◆ **Exercise requirements**
The full set of entries below needs to be written out exactly.

Extracted data entries:
* * * * * * * * *
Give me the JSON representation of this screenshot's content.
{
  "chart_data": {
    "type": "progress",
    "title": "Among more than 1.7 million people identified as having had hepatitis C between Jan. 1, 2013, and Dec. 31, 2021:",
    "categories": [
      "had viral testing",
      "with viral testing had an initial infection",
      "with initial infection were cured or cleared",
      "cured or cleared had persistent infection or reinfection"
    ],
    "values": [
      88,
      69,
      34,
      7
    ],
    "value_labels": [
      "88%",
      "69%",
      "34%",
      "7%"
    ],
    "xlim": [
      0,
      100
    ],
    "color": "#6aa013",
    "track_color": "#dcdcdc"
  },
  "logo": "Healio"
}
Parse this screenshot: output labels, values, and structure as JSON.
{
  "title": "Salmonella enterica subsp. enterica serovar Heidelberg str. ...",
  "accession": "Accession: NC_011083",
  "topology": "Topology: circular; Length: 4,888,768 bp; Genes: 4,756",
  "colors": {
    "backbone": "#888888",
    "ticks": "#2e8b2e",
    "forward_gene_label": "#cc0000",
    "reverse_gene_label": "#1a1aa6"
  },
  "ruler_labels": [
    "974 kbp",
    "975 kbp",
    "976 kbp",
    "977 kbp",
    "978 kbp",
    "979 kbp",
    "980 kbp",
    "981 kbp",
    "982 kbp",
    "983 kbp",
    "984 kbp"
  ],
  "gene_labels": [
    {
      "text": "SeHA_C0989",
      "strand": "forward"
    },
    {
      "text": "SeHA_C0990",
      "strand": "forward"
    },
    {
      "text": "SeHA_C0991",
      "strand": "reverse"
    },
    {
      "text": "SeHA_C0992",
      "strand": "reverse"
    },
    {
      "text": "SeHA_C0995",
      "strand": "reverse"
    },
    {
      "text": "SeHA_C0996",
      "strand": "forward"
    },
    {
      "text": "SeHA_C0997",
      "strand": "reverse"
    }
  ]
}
* * * * * * * * *
◆ **Task response**
Give me the JSON representation of this screenshot's content.
{
  "chart_data": {
    "type": "progress",
    "title": "Among more than 1.7 million people identified as having had hepatitis C between Jan. 1, 2013, and Dec. 31, 2021:",
    "categories": [
      "had viral testing",
      "with viral testing had an initial infection",
      "with initial infection were cured or cleared",
      "cured or cleared had persistent infection or reinfection"
    ],
    "values": [
      88,
      69,
      34,
      7
    ],
    "value_labels": [
      "88%",
      "69%",
      "34%",
      "7%"
    ],
    "xlim": [
      0,
      100
    ],
    "color": "#6aa013",
    "track_color": "#dcdcdc"
  },
  "logo": "Healio"
}
Parse this screenshot: output labels, values, and structure as JSON.
{
  "title": "Salmonella enterica subsp. enterica serovar Heidelberg str. ...",
  "accession": "Accession: NC_011083",
  "topology": "Topology: circular; Length: 4,888,768 bp; Genes: 4,756",
  "colors": {
    "backbone": "#888888",
    "ticks": "#2e8b2e",
    "forward_gene_label": "#cc0000",
    "reverse_gene_label": "#1a1aa6"
  },
  "ruler_labels": [
    "974 kbp",
    "975 kbp",
    "976 kbp",
    "977 kbp",
    "978 kbp",
    "979 kbp",
    "980 kbp",
    "981 kbp",
    "982 kbp",
    "983 kbp",
    "984 kbp"
  ],
  "gene_labels": [
    {
      "text": "SeHA_C0989",
      "strand": "forward"
    },
    {
      "text": "SeHA_C0990",
      "strand": "forward"
    },
    {
      "text": "SeHA_C0991",
      "strand": "reverse"
    },
    {
      "text": "SeHA_C0992",
      "strand": "reverse"
    },
    {
      "text": "SeHA_C0995",
      "strand": "reverse"
    },
    {
      "text": "SeHA_C0996",
      "strand": "forward"
    },
    {
      "text": "SeHA_C0997",
      "strand": "reverse"
    }
  ]
}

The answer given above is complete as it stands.